::: Entries :::
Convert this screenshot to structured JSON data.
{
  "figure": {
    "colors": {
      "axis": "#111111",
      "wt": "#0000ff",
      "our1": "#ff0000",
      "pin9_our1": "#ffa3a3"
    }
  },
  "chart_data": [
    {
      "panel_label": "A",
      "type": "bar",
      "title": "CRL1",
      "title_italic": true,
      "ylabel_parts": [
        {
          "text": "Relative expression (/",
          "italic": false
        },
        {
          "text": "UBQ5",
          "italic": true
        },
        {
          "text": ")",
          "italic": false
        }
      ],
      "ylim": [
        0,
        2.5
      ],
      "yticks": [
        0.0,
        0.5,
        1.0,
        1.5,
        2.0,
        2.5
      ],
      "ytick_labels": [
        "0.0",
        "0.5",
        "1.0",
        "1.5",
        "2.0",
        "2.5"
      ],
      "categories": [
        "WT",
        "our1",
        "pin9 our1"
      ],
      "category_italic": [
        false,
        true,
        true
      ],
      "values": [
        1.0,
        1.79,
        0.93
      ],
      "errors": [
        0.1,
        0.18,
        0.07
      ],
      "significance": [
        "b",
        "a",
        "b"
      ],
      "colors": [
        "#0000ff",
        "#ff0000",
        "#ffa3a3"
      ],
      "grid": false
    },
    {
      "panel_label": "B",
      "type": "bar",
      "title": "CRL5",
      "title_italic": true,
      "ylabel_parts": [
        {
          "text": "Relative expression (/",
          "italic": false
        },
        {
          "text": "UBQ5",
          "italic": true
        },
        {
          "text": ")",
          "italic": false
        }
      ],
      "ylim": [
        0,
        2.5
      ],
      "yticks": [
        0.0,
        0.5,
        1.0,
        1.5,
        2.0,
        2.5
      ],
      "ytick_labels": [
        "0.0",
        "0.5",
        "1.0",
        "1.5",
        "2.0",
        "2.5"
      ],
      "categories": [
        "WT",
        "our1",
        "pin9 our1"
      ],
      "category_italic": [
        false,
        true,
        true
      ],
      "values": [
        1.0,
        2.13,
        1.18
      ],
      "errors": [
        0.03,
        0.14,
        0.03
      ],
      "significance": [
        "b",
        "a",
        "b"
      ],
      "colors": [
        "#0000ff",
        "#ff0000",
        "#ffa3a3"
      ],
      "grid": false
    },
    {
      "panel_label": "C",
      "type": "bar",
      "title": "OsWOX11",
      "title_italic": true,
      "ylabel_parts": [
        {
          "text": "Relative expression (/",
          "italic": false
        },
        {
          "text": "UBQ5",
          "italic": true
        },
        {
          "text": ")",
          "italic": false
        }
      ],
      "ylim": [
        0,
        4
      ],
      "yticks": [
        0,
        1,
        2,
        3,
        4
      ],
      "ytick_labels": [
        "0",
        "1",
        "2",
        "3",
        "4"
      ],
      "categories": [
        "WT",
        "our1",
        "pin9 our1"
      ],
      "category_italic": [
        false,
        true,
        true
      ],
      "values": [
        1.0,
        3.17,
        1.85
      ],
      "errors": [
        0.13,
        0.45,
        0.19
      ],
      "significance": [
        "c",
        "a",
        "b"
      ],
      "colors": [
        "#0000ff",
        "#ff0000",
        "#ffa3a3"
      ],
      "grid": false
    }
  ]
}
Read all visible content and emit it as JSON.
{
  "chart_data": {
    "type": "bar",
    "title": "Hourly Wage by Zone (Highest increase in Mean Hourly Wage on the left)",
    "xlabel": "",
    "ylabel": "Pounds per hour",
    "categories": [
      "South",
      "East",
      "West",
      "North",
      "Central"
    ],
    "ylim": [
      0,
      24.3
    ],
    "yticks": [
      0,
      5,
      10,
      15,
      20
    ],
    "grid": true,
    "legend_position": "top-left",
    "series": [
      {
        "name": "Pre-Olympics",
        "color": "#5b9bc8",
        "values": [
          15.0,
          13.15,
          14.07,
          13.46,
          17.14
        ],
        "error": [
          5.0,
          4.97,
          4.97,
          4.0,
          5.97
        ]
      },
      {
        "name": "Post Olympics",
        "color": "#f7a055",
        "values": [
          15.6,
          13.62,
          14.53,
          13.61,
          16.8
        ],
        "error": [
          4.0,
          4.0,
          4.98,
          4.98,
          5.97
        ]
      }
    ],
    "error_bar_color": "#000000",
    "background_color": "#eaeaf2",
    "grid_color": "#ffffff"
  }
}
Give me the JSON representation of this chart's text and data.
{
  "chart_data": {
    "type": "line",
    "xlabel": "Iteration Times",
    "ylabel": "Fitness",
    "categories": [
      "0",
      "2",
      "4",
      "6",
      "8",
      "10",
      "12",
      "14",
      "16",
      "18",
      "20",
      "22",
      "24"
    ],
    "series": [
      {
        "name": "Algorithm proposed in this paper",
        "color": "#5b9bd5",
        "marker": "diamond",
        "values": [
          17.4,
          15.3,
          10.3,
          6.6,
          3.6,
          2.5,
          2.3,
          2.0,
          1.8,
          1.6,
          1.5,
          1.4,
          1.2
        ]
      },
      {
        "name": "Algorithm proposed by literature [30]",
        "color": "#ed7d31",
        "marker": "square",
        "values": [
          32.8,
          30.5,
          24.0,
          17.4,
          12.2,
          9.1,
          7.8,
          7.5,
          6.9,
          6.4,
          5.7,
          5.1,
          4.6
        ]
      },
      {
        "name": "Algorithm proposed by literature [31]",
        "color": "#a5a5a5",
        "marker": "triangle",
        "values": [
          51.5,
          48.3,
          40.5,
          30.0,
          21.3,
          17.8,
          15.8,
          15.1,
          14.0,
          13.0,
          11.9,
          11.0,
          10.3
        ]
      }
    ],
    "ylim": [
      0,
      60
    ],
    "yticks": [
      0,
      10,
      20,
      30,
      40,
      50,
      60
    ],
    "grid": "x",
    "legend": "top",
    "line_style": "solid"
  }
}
:::
• **Stated exercise**
Give the data again, exactly as it stands.

• **Answer**
Convert this screenshot to structured JSON data.
{
  "figure": {
    "colors": {
      "axis": "#111111",
      "wt": "#0000ff",
      "our1": "#ff0000",
      "pin9_our1": "#ffa3a3"
    }
  },
  "chart_data": [
    {
      "panel_label": "A",
      "type": "bar",
      "title": "CRL1",
      "title_italic": true,
      "ylabel_parts": [
        {
          "text": "Relative expression (/",
          "italic": false
        },
        {
          "text": "UBQ5",
          "italic": true
        },
        {
          "text": ")",
          "italic": false
        }
      ],
      "ylim": [
        0,
        2.5
      ],
      "yticks": [
        0.0,
        0.5,
        1.0,
        1.5,
        2.0,
        2.5
      ],
      "ytick_labels": [
        "0.0",
        "0.5",
        "1.0",
        "1.5",
        "2.0",
        "2.5"
      ],
      "categories": [
        "WT",
        "our1",
        "pin9 our1"
      ],
      "category_italic": [
        false,
        true,
        true
      ],
      "values": [
        1.0,
        1.79,
        0.93
      ],
      "errors": [
        0.1,
        0.18,
        0.07
      ],
      "significance": [
        "b",
        "a",
        "b"
      ],
      "colors": [
        "#0000ff",
        "#ff0000",
        "#ffa3a3"
      ],
      "grid": false
    },
    {
      "panel_label": "B",
      "type": "bar",
      "title": "CRL5",
      "title_italic": true,
      "ylabel_parts": [
        {
          "text": "Relative expression (/",
          "italic": false
        },
        {
          "text": "UBQ5",
          "italic": true
        },
        {
          "text": ")",
          "italic": false
        }
      ],
      "ylim": [
        0,
        2.5
      ],
      "yticks": [
        0.0,
        0.5,
        1.0,
        1.5,
        2.0,
        2.5
      ],
      "ytick_labels": [
        "0.0",
        "0.5",
        "1.0",
        "1.5",
        "2.0",
        "2.5"
      ],
      "categories": [
        "WT",
        "our1",
        "pin9 our1"
      ],
      "category_italic": [
        false,
        true,
        true
      ],
      "values": [
        1.0,
        2.13,
        1.18
      ],
      "errors": [
        0.03,
        0.14,
        0.03
      ],
      "significance": [
        "b",
        "a",
        "b"
      ],
      "colors": [
        "#0000ff",
        "#ff0000",
        "#ffa3a3"
      ],
      "grid": false
    },
    {
      "panel_label": "C",
      "type": "bar",
      "title": "OsWOX11",
      "title_italic": true,
      "ylabel_parts": [
        {
          "text": "Relative expression (/",
          "italic": false
        },
        {
          "text": "UBQ5",
          "italic": true
        },
        {
          "text": ")",
          "italic": false
        }
      ],
      "ylim": [
        0,
        4
      ],
      "yticks": [
        0,
        1,
        2,
        3,
        4
      ],
      "ytick_labels": [
        "0",
        "1",
        "2",
        "3",
        "4"
      ],
      "categories": [
        "WT",
        "our1",
        "pin9 our1"
      ],
      "category_italic": [
        false,
        true,
        true
      ],
      "values": [
        1.0,
        3.17,
        1.85
      ],
      "errors": [
        0.13,
        0.45,
        0.19
      ],
      "significance": [
        "c",
        "a",
        "b"
      ],
      "colors": [
        "#0000ff",
        "#ff0000",
        "#ffa3a3"
      ],
      "grid": false
    }
  ]
}
Read all visible content and emit it as JSON.
{
  "chart_data": {
    "type": "bar",
    "title": "Hourly Wage by Zone (Highest increase in Mean Hourly Wage on the left)",
    "xlabel": "",
    "ylabel": "Pounds per hour",
    "categories": [
      "South",
      "East",
      "West",
      "North",
      "Central"
    ],
    "ylim": [
      0,
      24.3
    ],
    "yticks": [
      0,
      5,
      10,
      15,
      20
    ],
    "grid": true,
    "legend_position": "top-left",
    "series": [
      {
        "name": "Pre-Olympics",
        "color": "#5b9bc8",
        "values": [
          15.0,
          13.15,
          14.07,
          13.46,
          17.14
        ],
        "error": [
          5.0,
          4.97,
          4.97,
          4.0,
          5.97
        ]
      },
      {
        "name": "Post Olympics",
        "color": "#f7a055",
        "values": [
          15.6,
          13.62,
          14.53,
          13.61,
          16.8
        ],
        "error": [
          4.0,
          4.0,
          4.98,
          4.98,
          5.97
        ]
      }
    ],
    "error_bar_color": "#000000",
    "background_color": "#eaeaf2",
    "grid_color": "#ffffff"
  }
}
Give me the JSON representation of this chart's text and data.
{
  "chart_data": {
    "type": "line",
    "xlabel": "Iteration Times",
    "ylabel": "Fitness",
    "categories": [
      "0",
      "2",
      "4",
      "6",
      "8",
      "10",
      "12",
      "14",
      "16",
      "18",
      "20",
      "22",
      "24"
    ],
    "series": [
      {
        "name": "Algorithm proposed in this paper",
        "color": "#5b9bd5",
        "marker": "diamond",
        "values": [
          17.4,
          15.3,
          10.3,
          6.6,
          3.6,
          2.5,
          2.3,
          2.0,
          1.8,
          1.6,
          1.5,
          1.4,
          1.2
        ]
      },
      {
        "name": "Algorithm proposed by literature [30]",
        "color": "#ed7d31",
        "marker": "square",
        "values": [
          32.8,
          30.5,
          24.0,
          17.4,
          12.2,
          9.1,
          7.8,
          7.5,
          6.9,
          6.4,
          5.7,
          5.1,
          4.6
        ]
      },
      {
        "name": "Algorithm proposed by literature [31]",
        "color": "#a5a5a5",
        "marker": "triangle",
        "values": [
          51.5,
          48.3,
          40.5,
          30.0,
          21.3,
          17.8,
          15.8,
          15.1,
          14.0,
          13.0,
          11.9,
          11.0,
          10.3
        ]
      }
    ],
    "ylim": [
      0,
      60
    ],
    "yticks": [
      0,
      10,
      20,
      30,
      40,
      50,
      60
    ],
    "grid": "x",
    "legend": "top",
    "line_style": "solid"
  }
}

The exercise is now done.